── Data lines ──

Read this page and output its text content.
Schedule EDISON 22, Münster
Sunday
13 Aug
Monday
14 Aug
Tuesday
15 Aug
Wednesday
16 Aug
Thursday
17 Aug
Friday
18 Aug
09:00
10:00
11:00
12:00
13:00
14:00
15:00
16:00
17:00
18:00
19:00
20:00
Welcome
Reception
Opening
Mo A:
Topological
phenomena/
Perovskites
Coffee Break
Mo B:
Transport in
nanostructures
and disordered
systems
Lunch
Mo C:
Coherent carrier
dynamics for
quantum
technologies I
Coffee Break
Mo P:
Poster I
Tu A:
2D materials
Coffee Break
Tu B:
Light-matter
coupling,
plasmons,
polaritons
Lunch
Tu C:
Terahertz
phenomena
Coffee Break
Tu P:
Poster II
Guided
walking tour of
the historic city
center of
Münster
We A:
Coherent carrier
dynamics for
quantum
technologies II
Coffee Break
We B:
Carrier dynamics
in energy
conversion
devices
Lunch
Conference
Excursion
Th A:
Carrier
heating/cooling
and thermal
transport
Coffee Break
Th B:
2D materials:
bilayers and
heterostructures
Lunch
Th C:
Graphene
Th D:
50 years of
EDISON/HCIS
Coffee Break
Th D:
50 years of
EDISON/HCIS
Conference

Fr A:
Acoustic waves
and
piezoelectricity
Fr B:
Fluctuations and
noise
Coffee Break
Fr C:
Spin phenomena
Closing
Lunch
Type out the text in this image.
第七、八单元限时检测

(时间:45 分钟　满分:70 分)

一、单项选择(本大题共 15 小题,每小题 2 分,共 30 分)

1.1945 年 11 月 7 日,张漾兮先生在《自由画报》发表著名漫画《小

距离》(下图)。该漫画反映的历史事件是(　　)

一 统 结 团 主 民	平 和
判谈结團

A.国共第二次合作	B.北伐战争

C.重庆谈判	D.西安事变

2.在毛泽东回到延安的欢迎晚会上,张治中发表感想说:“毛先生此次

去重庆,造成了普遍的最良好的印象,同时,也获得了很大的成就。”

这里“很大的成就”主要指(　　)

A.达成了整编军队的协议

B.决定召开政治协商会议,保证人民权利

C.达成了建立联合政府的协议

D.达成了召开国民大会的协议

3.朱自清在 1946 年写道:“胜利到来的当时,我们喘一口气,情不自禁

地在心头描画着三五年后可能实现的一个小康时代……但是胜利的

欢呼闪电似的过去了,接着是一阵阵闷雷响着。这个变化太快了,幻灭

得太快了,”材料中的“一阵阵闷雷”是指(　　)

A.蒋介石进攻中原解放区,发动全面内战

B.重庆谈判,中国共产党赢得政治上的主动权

───

[Work required] Each line in the listing above that contains "phenomena" should be copied.

[The reply]
phenomena/
phenomena
Spin phenomena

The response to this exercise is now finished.